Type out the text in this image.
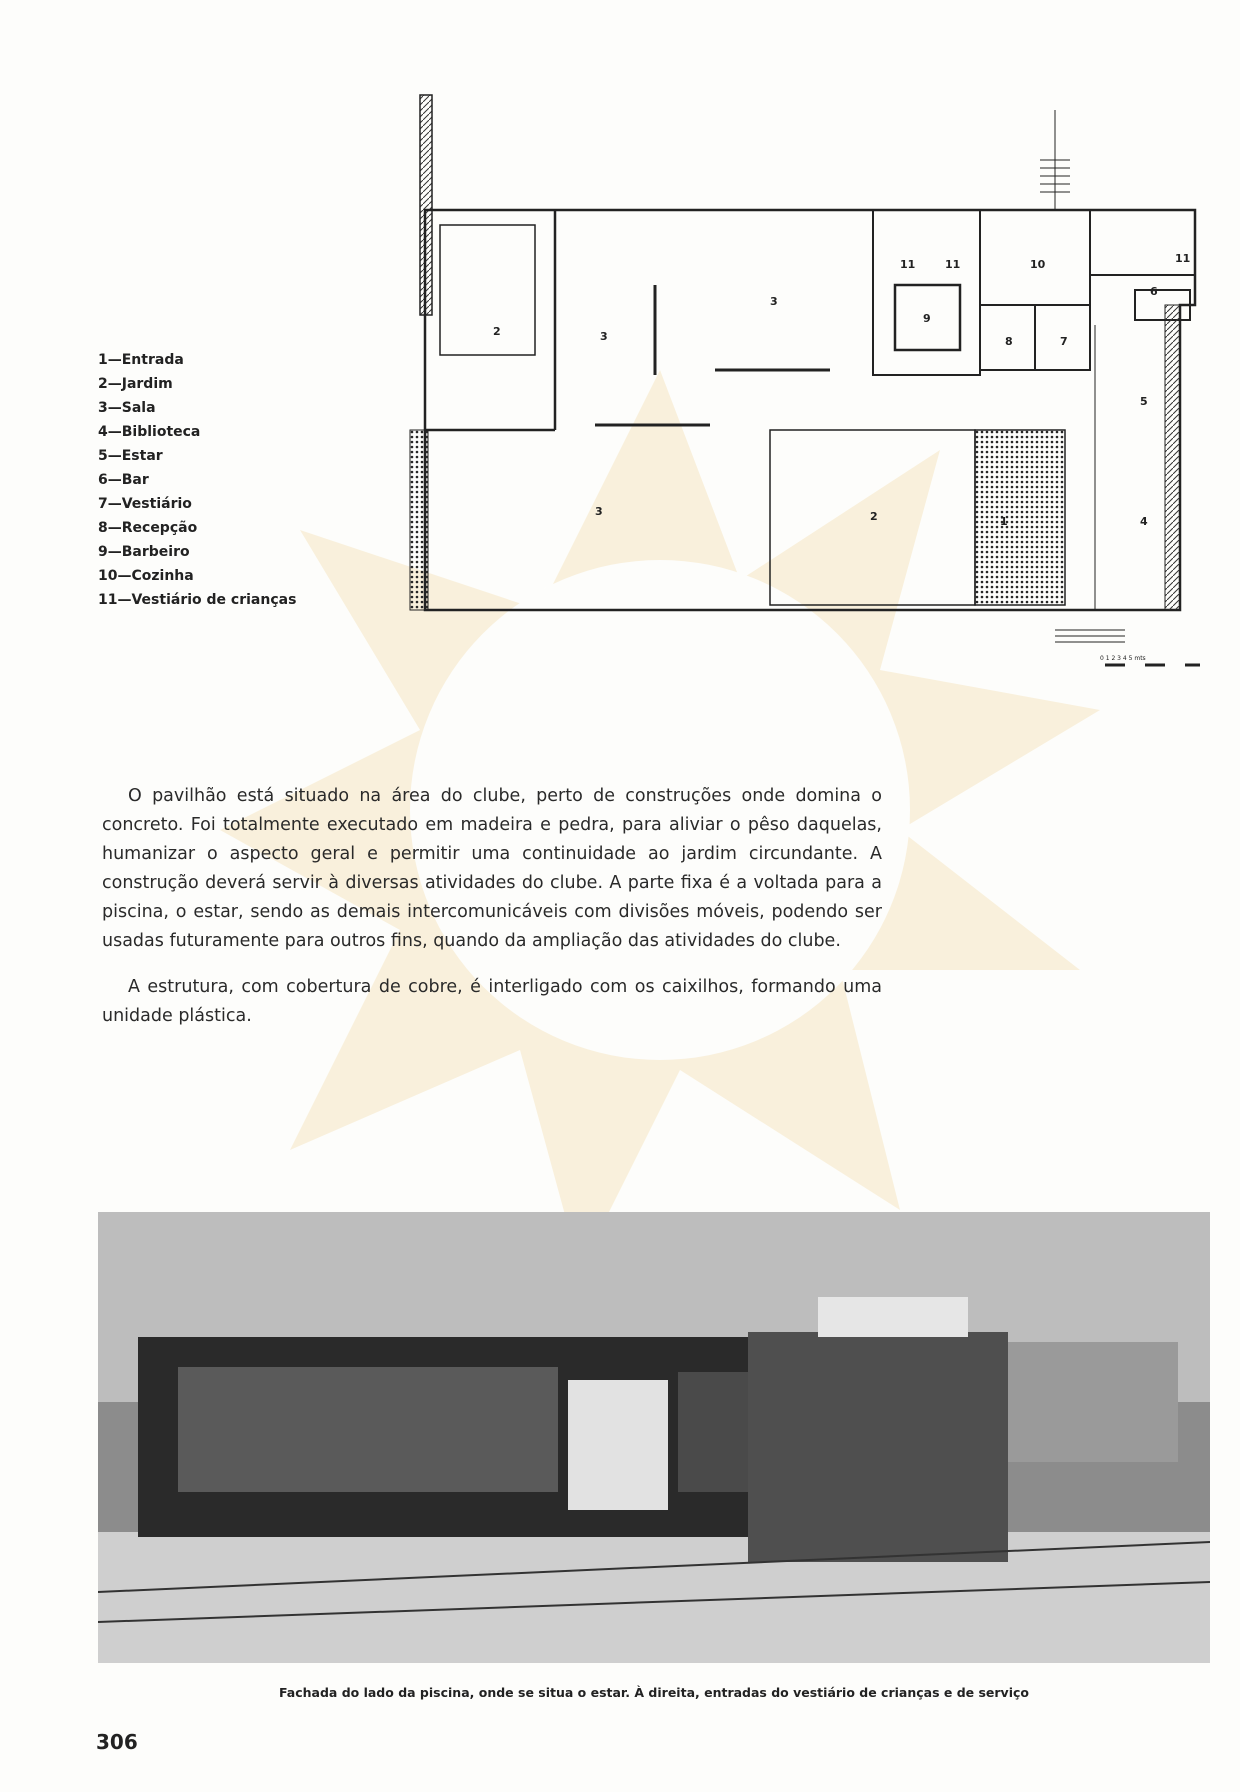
1—Entrada
2—Jardim
3—Sala
4—Biblioteca
5—Estar
6—Bar
7—Vestiário
8—Recepção
9—Barbeiro
10—Cozinha
11—Vestiário de crianças
1
2
2
3
3
3
4
5
6
7
8
9
10
11	11	11
0 1 2 3 4 5 mts

O pavilhão está situado na área do clube, perto de construções onde domina o concreto. Foi totalmente executado em madeira e pedra, para aliviar o pêso daquelas, humanizar o aspecto geral e permitir uma continuidade ao jardim circundante. A construção deverá servir à diversas atividades do clube. A parte fixa é a voltada para a piscina, o estar, sendo as demais intercomunicáveis com divisões móveis, podendo ser usadas futuramente para outros fins, quando da ampliação das atividades do clube.

A estrutura, com cobertura de cobre, é interligado com os caixilhos, formando uma unidade plástica.

Fachada do lado da piscina, onde se situa o estar. À direita, entradas do vestiário de crianças e de serviço

306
_ _ _ _ _ _ _
» EXERCISE OBJECTIVE:
Copy out every line of the listing that contains the string "piscina".

» EXERCISE RESPONSE:
O pavilhão está situado na área do clube, perto de construções onde domina o concreto. Foi totalmente executado em madeira e pedra, para aliviar o pêso daquelas, humanizar o aspecto geral e permitir uma continuidade ao jardim circundante. A construção deverá servir à diversas atividades do clube. A parte fixa é a voltada para a piscina, o estar, sendo as demais intercomunicáveis com divisões móveis, podendo ser usadas futuramente para outros fins, quando da ampliação das atividades do clube.
Fachada do lado da piscina, onde se situa o estar. À direita, entradas do vestiário de crianças e de serviço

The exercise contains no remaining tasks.